Without the pictures, set down every line of the data exactly.
- - - - - - -
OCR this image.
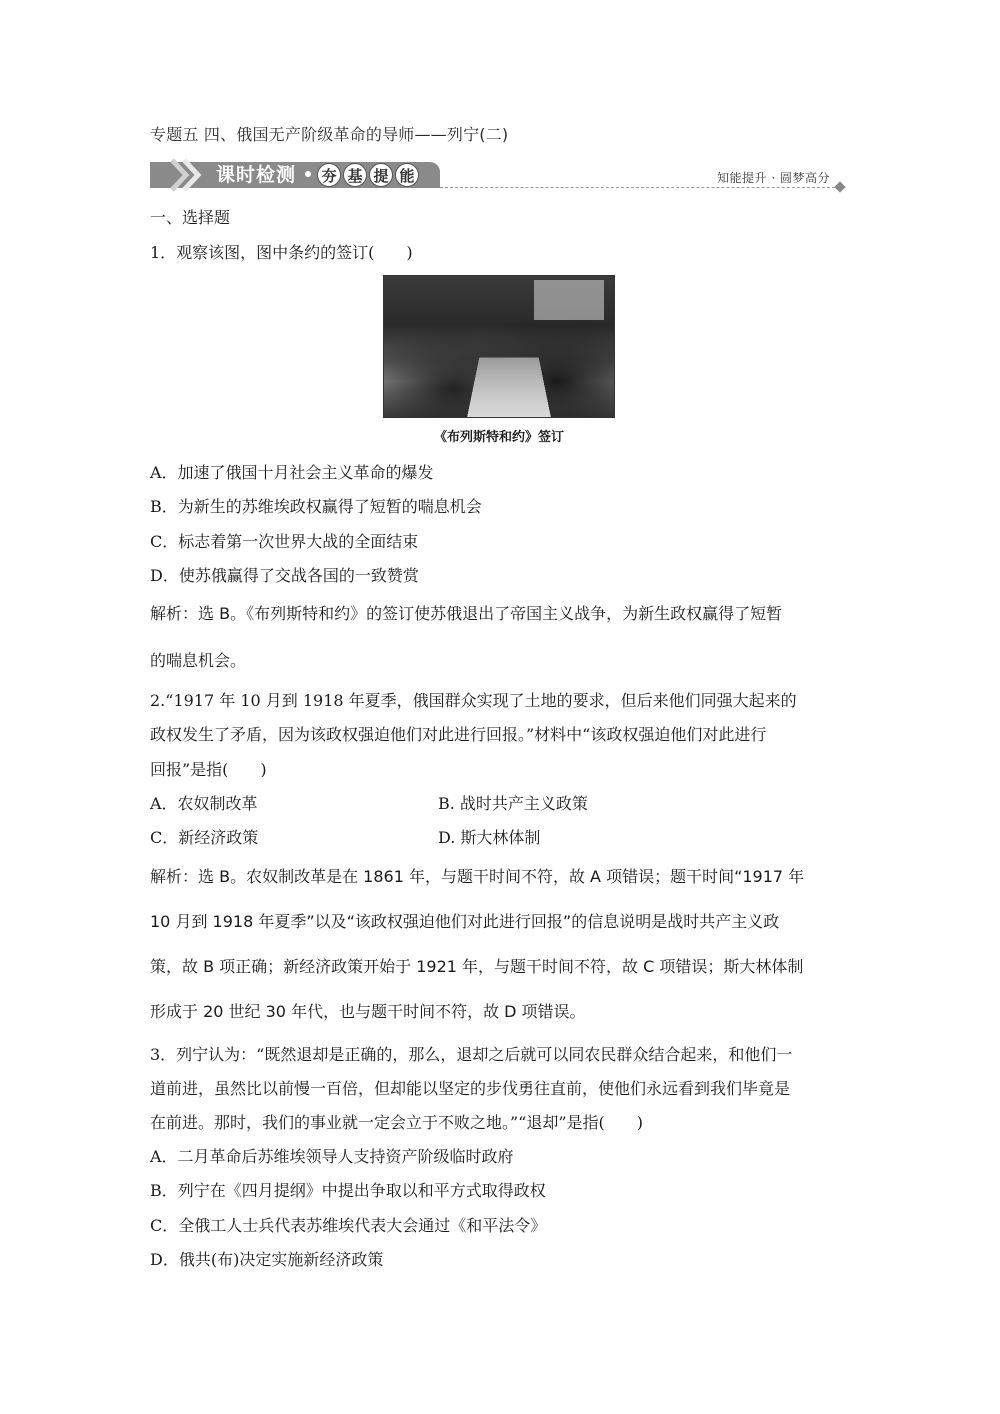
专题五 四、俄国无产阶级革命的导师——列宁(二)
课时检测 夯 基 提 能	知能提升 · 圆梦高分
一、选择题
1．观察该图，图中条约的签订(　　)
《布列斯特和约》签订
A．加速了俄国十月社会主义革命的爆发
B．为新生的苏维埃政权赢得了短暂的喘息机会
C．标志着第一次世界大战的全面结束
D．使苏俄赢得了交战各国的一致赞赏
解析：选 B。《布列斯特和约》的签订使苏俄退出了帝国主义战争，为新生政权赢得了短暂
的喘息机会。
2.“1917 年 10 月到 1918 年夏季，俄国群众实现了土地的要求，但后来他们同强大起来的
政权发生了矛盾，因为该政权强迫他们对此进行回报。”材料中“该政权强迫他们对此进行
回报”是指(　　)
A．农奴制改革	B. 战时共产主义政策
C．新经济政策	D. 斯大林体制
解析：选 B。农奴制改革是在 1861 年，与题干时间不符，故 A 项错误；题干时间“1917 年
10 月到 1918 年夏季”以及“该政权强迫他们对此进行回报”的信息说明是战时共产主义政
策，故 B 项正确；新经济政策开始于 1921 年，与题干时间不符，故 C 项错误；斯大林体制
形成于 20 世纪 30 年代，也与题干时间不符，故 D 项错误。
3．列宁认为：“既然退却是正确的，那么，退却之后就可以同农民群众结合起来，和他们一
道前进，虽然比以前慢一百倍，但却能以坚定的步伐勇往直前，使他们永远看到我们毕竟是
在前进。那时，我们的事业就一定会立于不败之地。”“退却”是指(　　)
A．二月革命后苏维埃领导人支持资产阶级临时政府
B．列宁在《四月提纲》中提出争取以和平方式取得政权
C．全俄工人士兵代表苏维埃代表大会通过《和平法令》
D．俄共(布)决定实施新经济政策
- - - - - - -
REPLY TO THE EXERCISE →
OCR this image.
专题五 四、俄国无产阶级革命的导师——列宁(二)
课时检测 夯 基 提 能	知能提升 · 圆梦高分
一、选择题
1．观察该图，图中条约的签订(　　)
《布列斯特和约》签订
A．加速了俄国十月社会主义革命的爆发
B．为新生的苏维埃政权赢得了短暂的喘息机会
C．标志着第一次世界大战的全面结束
D．使苏俄赢得了交战各国的一致赞赏
解析：选 B。《布列斯特和约》的签订使苏俄退出了帝国主义战争，为新生政权赢得了短暂
的喘息机会。
2.“1917 年 10 月到 1918 年夏季，俄国群众实现了土地的要求，但后来他们同强大起来的
政权发生了矛盾，因为该政权强迫他们对此进行回报。”材料中“该政权强迫他们对此进行
回报”是指(　　)
A．农奴制改革	B. 战时共产主义政策
C．新经济政策	D. 斯大林体制
解析：选 B。农奴制改革是在 1861 年，与题干时间不符，故 A 项错误；题干时间“1917 年
10 月到 1918 年夏季”以及“该政权强迫他们对此进行回报”的信息说明是战时共产主义政
策，故 B 项正确；新经济政策开始于 1921 年，与题干时间不符，故 C 项错误；斯大林体制
形成于 20 世纪 30 年代，也与题干时间不符，故 D 项错误。
3．列宁认为：“既然退却是正确的，那么，退却之后就可以同农民群众结合起来，和他们一
道前进，虽然比以前慢一百倍，但却能以坚定的步伐勇往直前，使他们永远看到我们毕竟是
在前进。那时，我们的事业就一定会立于不败之地。”“退却”是指(　　)
A．二月革命后苏维埃领导人支持资产阶级临时政府
B．列宁在《四月提纲》中提出争取以和平方式取得政权
C．全俄工人士兵代表苏维埃代表大会通过《和平法令》
D．俄共(布)决定实施新经济政策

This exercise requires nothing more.